Your task: Quote the full listing word for word.

Excerpted data:
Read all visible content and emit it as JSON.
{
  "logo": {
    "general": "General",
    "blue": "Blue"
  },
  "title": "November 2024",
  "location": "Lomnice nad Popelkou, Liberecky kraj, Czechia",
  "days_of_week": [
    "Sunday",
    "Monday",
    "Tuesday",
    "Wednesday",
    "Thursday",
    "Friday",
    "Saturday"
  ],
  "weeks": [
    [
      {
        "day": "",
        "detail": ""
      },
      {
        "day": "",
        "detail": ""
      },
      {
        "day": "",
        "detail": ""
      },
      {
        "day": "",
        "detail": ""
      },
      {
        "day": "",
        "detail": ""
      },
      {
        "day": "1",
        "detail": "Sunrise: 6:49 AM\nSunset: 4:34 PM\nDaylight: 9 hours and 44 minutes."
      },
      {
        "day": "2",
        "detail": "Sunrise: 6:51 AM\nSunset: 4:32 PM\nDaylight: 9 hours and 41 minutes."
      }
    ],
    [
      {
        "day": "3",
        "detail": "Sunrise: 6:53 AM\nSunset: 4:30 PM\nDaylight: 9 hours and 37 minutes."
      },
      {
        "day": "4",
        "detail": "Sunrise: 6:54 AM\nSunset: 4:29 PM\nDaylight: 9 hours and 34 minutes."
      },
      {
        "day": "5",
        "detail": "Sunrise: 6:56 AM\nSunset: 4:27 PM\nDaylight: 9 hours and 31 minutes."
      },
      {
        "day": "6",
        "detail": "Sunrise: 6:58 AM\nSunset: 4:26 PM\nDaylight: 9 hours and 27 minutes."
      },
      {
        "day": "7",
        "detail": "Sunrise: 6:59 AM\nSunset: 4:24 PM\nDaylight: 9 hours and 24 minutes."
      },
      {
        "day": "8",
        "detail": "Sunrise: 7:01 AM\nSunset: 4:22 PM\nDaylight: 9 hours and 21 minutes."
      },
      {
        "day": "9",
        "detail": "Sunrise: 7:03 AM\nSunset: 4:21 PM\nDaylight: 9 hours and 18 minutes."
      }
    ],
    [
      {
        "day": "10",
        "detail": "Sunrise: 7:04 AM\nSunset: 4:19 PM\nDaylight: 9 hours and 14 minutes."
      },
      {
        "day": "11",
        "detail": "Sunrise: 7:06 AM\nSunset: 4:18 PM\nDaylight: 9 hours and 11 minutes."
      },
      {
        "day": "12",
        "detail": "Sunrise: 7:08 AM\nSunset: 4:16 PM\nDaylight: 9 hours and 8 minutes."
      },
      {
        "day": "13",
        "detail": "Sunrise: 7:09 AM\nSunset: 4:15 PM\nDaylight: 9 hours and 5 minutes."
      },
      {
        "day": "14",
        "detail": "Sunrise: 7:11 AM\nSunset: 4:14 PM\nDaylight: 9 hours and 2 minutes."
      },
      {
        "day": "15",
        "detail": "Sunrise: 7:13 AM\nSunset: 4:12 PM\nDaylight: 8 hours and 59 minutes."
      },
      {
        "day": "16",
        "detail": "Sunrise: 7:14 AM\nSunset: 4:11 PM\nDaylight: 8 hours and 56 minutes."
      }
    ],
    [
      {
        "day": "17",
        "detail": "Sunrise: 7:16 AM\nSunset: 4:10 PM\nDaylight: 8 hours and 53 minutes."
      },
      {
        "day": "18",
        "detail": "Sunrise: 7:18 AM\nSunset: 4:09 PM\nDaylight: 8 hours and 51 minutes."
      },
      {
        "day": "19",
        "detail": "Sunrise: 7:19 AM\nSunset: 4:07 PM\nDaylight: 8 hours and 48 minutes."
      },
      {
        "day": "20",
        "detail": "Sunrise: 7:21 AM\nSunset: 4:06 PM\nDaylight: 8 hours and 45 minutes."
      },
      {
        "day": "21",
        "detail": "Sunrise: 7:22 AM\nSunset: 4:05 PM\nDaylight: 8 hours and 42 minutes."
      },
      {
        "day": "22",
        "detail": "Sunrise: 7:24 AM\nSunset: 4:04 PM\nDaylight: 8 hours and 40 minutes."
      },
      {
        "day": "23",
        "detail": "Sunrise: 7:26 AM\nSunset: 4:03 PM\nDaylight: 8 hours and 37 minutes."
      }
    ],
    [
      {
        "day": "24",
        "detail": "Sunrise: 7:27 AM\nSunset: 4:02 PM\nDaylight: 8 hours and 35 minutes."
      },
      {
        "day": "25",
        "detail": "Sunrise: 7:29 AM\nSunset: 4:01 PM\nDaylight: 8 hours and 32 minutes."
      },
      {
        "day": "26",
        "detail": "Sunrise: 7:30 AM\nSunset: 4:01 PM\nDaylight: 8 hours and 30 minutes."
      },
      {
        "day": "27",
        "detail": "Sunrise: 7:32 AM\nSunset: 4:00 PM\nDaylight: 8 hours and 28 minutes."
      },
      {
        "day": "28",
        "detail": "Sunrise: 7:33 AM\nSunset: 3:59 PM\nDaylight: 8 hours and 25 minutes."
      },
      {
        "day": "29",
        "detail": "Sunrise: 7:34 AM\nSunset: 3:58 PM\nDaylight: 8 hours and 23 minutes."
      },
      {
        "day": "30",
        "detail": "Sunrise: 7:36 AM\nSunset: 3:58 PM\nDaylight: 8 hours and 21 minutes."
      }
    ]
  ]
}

Exercise response:
Read all visible content and emit it as JSON.
{
  "logo": {
    "general": "General",
    "blue": "Blue"
  },
  "title": "November 2024",
  "location": "Lomnice nad Popelkou, Liberecky kraj, Czechia",
  "days_of_week": [
    "Sunday",
    "Monday",
    "Tuesday",
    "Wednesday",
    "Thursday",
    "Friday",
    "Saturday"
  ],
  "weeks": [
    [
      {
        "day": "",
        "detail": ""
      },
      {
        "day": "",
        "detail": ""
      },
      {
        "day": "",
        "detail": ""
      },
      {
        "day": "",
        "detail": ""
      },
      {
        "day": "",
        "detail": ""
      },
      {
        "day": "1",
        "detail": "Sunrise: 6:49 AM\nSunset: 4:34 PM\nDaylight: 9 hours and 44 minutes."
      },
      {
        "day": "2",
        "detail": "Sunrise: 6:51 AM\nSunset: 4:32 PM\nDaylight: 9 hours and 41 minutes."
      }
    ],
    [
      {
        "day": "3",
        "detail": "Sunrise: 6:53 AM\nSunset: 4:30 PM\nDaylight: 9 hours and 37 minutes."
      },
      {
        "day": "4",
        "detail": "Sunrise: 6:54 AM\nSunset: 4:29 PM\nDaylight: 9 hours and 34 minutes."
      },
      {
        "day": "5",
        "detail": "Sunrise: 6:56 AM\nSunset: 4:27 PM\nDaylight: 9 hours and 31 minutes."
      },
      {
        "day": "6",
        "detail": "Sunrise: 6:58 AM\nSunset: 4:26 PM\nDaylight: 9 hours and 27 minutes."
      },
      {
        "day": "7",
        "detail": "Sunrise: 6:59 AM\nSunset: 4:24 PM\nDaylight: 9 hours and 24 minutes."
      },
      {
        "day": "8",
        "detail": "Sunrise: 7:01 AM\nSunset: 4:22 PM\nDaylight: 9 hours and 21 minutes."
      },
      {
        "day": "9",
        "detail": "Sunrise: 7:03 AM\nSunset: 4:21 PM\nDaylight: 9 hours and 18 minutes."
      }
    ],
    [
      {
        "day": "10",
        "detail": "Sunrise: 7:04 AM\nSunset: 4:19 PM\nDaylight: 9 hours and 14 minutes."
      },
      {
        "day": "11",
        "detail": "Sunrise: 7:06 AM\nSunset: 4:18 PM\nDaylight: 9 hours and 11 minutes."
      },
      {
        "day": "12",
        "detail": "Sunrise: 7:08 AM\nSunset: 4:16 PM\nDaylight: 9 hours and 8 minutes."
      },
      {
        "day": "13",
        "detail": "Sunrise: 7:09 AM\nSunset: 4:15 PM\nDaylight: 9 hours and 5 minutes."
      },
      {
        "day": "14",
        "detail": "Sunrise: 7:11 AM\nSunset: 4:14 PM\nDaylight: 9 hours and 2 minutes."
      },
      {
        "day": "15",
        "detail": "Sunrise: 7:13 AM\nSunset: 4:12 PM\nDaylight: 8 hours and 59 minutes."
      },
      {
        "day": "16",
        "detail": "Sunrise: 7:14 AM\nSunset: 4:11 PM\nDaylight: 8 hours and 56 minutes."
      }
    ],
    [
      {
        "day": "17",
        "detail": "Sunrise: 7:16 AM\nSunset: 4:10 PM\nDaylight: 8 hours and 53 minutes."
      },
      {
        "day": "18",
        "detail": "Sunrise: 7:18 AM\nSunset: 4:09 PM\nDaylight: 8 hours and 51 minutes."
      },
      {
        "day": "19",
        "detail": "Sunrise: 7:19 AM\nSunset: 4:07 PM\nDaylight: 8 hours and 48 minutes."
      },
      {
        "day": "20",
        "detail": "Sunrise: 7:21 AM\nSunset: 4:06 PM\nDaylight: 8 hours and 45 minutes."
      },
      {
        "day": "21",
        "detail": "Sunrise: 7:22 AM\nSunset: 4:05 PM\nDaylight: 8 hours and 42 minutes."
      },
      {
        "day": "22",
        "detail": "Sunrise: 7:24 AM\nSunset: 4:04 PM\nDaylight: 8 hours and 40 minutes."
      },
      {
        "day": "23",
        "detail": "Sunrise: 7:26 AM\nSunset: 4:03 PM\nDaylight: 8 hours and 37 minutes."
      }
    ],
    [
      {
        "day": "24",
        "detail": "Sunrise: 7:27 AM\nSunset: 4:02 PM\nDaylight: 8 hours and 35 minutes."
      },
      {
        "day": "25",
        "detail": "Sunrise: 7:29 AM\nSunset: 4:01 PM\nDaylight: 8 hours and 32 minutes."
      },
      {
        "day": "26",
        "detail": "Sunrise: 7:30 AM\nSunset: 4:01 PM\nDaylight: 8 hours and 30 minutes."
      },
      {
        "day": "27",
        "detail": "Sunrise: 7:32 AM\nSunset: 4:00 PM\nDaylight: 8 hours and 28 minutes."
      },
      {
        "day": "28",
        "detail": "Sunrise: 7:33 AM\nSunset: 3:59 PM\nDaylight: 8 hours and 25 minutes."
      },
      {
        "day": "29",
        "detail": "Sunrise: 7:34 AM\nSunset: 3:58 PM\nDaylight: 8 hours and 23 minutes."
      },
      {
        "day": "30",
        "detail": "Sunrise: 7:36 AM\nSunset: 3:58 PM\nDaylight: 8 hours and 21 minutes."
      }
    ]
  ]
}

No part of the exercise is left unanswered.